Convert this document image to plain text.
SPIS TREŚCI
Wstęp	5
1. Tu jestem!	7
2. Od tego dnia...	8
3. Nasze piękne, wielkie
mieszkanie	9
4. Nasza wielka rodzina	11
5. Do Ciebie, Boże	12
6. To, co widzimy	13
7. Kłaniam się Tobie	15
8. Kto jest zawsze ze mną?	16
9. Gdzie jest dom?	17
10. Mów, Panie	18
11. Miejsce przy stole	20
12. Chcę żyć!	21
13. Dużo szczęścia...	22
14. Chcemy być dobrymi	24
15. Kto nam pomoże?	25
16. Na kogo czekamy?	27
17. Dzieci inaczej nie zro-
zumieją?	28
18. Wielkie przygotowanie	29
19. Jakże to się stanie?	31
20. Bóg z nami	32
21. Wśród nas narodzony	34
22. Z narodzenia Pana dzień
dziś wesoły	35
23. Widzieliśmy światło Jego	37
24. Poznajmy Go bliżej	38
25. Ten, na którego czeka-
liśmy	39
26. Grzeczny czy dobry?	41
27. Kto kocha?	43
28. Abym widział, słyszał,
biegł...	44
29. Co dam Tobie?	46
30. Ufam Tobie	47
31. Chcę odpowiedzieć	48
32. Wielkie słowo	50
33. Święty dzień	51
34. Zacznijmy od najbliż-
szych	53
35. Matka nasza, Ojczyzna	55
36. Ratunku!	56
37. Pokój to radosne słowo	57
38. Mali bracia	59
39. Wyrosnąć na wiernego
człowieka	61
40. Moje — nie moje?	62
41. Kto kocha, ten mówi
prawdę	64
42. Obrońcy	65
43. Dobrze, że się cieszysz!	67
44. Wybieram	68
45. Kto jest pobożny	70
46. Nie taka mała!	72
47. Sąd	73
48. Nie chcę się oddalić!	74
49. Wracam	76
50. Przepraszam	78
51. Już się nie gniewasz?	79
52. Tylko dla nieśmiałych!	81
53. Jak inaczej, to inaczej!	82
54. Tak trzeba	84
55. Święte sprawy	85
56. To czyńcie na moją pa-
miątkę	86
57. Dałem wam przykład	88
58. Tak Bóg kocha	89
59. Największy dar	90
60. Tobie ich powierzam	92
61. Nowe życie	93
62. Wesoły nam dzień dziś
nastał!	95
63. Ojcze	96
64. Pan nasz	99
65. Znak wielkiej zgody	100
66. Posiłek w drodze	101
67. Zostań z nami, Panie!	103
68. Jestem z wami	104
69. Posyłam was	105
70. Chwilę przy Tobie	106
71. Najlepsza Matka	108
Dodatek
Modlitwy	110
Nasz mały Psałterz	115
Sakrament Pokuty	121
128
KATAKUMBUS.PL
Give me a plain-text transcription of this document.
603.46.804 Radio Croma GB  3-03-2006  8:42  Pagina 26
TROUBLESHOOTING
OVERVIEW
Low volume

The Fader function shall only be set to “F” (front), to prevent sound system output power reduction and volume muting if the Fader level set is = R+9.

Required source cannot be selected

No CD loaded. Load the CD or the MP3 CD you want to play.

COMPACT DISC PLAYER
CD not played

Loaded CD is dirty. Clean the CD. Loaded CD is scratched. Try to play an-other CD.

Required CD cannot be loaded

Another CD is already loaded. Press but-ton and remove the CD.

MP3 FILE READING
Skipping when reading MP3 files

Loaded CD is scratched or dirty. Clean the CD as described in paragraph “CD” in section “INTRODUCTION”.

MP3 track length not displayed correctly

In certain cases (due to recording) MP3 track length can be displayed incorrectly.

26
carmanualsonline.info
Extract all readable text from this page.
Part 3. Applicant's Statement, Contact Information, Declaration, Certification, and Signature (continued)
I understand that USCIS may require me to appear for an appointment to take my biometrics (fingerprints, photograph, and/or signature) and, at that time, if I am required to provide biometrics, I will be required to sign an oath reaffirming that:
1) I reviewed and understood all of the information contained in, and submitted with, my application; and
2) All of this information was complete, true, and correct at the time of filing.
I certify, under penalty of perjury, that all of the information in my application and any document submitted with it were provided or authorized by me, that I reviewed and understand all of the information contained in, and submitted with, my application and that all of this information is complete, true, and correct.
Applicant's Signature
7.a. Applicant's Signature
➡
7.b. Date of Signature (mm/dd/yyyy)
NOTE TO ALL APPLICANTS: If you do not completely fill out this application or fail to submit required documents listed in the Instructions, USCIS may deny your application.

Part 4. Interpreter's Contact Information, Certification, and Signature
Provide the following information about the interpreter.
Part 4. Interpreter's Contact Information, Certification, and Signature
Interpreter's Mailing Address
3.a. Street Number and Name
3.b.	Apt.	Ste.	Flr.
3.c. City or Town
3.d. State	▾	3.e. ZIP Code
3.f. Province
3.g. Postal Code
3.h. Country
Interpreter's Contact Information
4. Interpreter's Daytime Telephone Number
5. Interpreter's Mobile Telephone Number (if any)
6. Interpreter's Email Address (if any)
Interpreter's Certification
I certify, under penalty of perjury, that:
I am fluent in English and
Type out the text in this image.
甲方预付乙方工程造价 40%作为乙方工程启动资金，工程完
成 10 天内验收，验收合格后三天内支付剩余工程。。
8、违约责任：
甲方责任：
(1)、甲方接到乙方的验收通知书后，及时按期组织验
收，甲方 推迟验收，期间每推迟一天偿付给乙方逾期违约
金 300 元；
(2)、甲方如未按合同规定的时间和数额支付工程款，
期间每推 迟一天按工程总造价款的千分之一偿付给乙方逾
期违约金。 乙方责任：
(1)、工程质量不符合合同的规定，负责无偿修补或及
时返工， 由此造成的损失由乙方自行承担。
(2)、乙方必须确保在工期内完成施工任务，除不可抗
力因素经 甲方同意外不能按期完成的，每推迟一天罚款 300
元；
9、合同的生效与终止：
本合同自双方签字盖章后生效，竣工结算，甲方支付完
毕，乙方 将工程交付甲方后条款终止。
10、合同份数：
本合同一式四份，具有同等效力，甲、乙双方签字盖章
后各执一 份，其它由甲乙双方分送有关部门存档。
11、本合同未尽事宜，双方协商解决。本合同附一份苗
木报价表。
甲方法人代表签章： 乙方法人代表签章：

## Short problem
From the entries above, extract each line containing "volume".

## Solution below
Low volume
The Fader function shall only be set to “F” (front), to prevent sound system output power reduction and volume muting if the Fader level set is = R+9.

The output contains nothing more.